═══ DATA TO PROCESS

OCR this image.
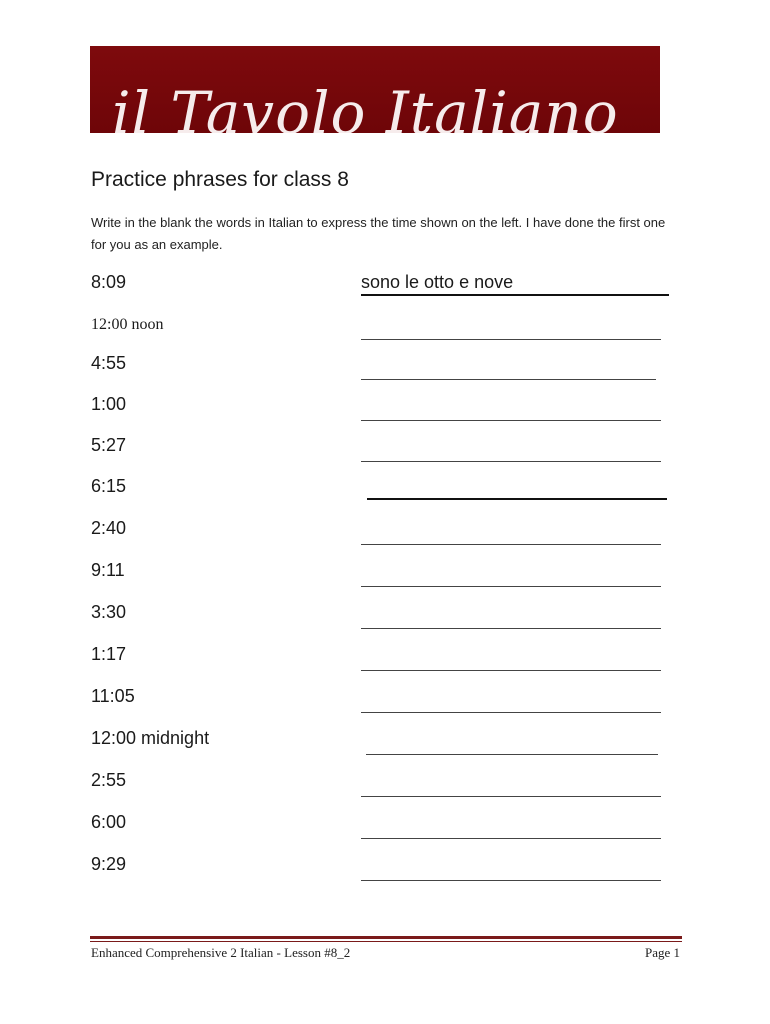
il Tavolo Italiano
Practice phrases for class 8
Write in the blank the words in Italian to express the time shown on the left. I have done the first one for you as an example.
8:09	sono le otto e nove
12:00 noon
4:55
1:00
5:27
6:15
2:40
9:11
3:30
1:17
11:05
12:00 midnight
2:55
6:00
9:29
Enhanced Comprehensive 2 Italian - Lesson #8_2	Page 1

══════

== TASK ==
Repeat the preceding records precisely, and leave every picture out of the copy.

== SOLUTION TO THIS EXERCISE ==
OCR this image.
il Tavolo Italiano
Practice phrases for class 8
Write in the blank the words in Italian to express the time shown on the left. I have done the first one for you as an example.
8:09	sono le otto e nove
12:00 noon
4:55
1:00
5:27
6:15
2:40
9:11
3:30
1:17
11:05
12:00 midnight
2:55
6:00
9:29
Enhanced Comprehensive 2 Italian - Lesson #8_2	Page 1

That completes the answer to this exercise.